==== Listed entries ====

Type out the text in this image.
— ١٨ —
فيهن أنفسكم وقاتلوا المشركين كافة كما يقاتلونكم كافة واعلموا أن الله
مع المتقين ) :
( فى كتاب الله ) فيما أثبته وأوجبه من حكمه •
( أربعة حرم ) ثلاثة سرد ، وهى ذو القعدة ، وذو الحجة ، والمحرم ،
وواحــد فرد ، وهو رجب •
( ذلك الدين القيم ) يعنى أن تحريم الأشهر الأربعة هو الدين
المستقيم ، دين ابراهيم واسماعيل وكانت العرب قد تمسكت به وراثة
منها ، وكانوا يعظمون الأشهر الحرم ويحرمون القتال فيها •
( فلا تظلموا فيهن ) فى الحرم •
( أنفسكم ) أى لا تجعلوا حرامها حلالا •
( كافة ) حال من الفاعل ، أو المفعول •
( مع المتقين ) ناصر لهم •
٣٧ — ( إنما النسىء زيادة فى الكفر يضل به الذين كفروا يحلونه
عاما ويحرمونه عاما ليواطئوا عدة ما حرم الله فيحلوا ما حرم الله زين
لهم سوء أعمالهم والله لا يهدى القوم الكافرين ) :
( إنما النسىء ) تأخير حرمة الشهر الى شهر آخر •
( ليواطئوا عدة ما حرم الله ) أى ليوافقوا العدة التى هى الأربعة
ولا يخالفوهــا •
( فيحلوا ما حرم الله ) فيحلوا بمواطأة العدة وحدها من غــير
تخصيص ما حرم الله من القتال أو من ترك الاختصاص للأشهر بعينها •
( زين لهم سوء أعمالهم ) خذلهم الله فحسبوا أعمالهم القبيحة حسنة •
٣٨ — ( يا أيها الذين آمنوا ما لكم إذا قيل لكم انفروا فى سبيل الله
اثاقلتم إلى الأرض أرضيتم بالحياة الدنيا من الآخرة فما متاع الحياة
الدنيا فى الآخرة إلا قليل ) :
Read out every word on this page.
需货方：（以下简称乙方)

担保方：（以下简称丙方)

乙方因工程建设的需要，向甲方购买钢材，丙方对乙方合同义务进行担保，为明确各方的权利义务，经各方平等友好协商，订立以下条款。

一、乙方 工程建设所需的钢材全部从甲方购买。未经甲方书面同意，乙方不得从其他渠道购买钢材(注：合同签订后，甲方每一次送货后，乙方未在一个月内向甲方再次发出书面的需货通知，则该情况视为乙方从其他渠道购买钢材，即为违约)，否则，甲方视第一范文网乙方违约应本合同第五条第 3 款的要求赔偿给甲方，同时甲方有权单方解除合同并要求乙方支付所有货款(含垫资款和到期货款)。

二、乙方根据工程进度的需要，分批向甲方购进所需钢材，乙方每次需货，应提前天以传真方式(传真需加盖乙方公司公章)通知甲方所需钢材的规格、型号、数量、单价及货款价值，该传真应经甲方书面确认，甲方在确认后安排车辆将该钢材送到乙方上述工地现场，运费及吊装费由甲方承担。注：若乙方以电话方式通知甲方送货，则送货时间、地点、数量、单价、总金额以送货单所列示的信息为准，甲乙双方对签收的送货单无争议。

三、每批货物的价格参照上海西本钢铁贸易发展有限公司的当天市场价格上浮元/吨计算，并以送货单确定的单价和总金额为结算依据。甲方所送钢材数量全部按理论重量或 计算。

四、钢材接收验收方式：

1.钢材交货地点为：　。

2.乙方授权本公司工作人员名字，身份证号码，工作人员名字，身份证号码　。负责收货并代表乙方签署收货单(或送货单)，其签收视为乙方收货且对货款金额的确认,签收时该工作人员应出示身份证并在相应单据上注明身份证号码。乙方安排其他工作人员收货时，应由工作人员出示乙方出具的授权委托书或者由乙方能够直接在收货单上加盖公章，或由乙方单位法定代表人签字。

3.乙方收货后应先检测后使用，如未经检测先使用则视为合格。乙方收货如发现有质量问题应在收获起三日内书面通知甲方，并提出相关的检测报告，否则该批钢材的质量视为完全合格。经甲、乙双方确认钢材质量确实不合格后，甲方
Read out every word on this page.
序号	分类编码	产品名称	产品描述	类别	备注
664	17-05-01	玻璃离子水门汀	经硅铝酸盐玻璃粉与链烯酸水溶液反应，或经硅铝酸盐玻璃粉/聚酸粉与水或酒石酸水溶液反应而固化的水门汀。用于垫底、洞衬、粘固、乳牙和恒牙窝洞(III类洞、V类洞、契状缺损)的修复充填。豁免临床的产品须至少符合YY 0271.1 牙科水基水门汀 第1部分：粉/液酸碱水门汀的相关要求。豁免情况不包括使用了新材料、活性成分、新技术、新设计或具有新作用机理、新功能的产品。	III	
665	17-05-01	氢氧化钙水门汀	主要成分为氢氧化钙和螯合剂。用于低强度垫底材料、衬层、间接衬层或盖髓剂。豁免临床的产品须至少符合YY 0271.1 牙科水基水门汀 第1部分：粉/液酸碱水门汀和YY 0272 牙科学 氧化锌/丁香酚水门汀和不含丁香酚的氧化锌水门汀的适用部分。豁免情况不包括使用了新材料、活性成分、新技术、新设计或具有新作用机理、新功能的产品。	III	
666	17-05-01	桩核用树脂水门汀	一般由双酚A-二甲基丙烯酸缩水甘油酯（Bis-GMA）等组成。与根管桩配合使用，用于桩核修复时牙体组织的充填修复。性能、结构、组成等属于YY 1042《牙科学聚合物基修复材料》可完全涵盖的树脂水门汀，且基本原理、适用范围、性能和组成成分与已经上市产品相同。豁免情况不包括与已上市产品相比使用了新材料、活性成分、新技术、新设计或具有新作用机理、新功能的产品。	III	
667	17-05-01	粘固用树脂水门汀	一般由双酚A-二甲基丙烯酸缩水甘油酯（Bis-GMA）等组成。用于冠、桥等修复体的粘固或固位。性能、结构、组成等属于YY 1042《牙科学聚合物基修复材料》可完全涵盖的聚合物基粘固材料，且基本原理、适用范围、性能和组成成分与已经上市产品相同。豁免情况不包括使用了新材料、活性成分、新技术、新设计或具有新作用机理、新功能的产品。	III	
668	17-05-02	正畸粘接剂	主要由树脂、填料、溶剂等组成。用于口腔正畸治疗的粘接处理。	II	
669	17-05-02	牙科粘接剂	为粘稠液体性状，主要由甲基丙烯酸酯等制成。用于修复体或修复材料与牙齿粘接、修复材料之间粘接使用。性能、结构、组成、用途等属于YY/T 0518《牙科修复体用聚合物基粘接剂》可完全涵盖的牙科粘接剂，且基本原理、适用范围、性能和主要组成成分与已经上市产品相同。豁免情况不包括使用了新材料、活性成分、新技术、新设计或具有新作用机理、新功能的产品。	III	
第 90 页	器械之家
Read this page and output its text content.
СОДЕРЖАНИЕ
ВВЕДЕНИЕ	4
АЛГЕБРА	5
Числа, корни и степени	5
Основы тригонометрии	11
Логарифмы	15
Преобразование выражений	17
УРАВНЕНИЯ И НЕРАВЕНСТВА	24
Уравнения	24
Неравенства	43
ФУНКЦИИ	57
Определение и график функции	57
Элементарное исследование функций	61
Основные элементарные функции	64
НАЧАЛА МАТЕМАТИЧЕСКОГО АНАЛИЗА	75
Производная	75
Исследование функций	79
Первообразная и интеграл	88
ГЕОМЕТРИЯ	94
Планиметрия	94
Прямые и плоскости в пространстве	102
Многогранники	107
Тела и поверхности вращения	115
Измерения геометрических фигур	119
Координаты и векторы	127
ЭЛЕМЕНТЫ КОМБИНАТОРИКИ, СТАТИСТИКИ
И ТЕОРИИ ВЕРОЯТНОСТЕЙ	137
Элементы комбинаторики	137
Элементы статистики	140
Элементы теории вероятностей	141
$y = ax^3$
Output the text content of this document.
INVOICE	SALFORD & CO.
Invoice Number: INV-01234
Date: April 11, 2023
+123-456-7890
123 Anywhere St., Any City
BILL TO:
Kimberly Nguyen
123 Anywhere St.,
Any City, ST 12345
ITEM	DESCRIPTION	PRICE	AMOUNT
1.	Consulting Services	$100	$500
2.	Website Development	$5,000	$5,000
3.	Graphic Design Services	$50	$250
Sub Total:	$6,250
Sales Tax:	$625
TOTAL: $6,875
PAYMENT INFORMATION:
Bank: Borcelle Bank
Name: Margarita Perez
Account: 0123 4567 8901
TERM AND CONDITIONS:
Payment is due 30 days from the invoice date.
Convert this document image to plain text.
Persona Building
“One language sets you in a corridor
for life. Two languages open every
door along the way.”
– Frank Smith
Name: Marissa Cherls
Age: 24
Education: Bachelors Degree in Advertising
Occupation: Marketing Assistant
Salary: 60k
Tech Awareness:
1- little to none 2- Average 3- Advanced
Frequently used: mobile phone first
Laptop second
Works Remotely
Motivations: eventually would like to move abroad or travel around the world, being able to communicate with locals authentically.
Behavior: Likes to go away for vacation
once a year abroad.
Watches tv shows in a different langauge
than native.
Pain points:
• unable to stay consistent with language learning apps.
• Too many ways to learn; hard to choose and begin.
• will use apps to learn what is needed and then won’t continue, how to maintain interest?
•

====

■ Written problem
Copy every single line of the material above that holds "الآخرة".

■ Solution
اثاقلتم إلى الأرض أرضيتم بالحياة الدنيا من الآخرة فما متاع الحياة
الدنيا فى الآخرة إلا قليل ) :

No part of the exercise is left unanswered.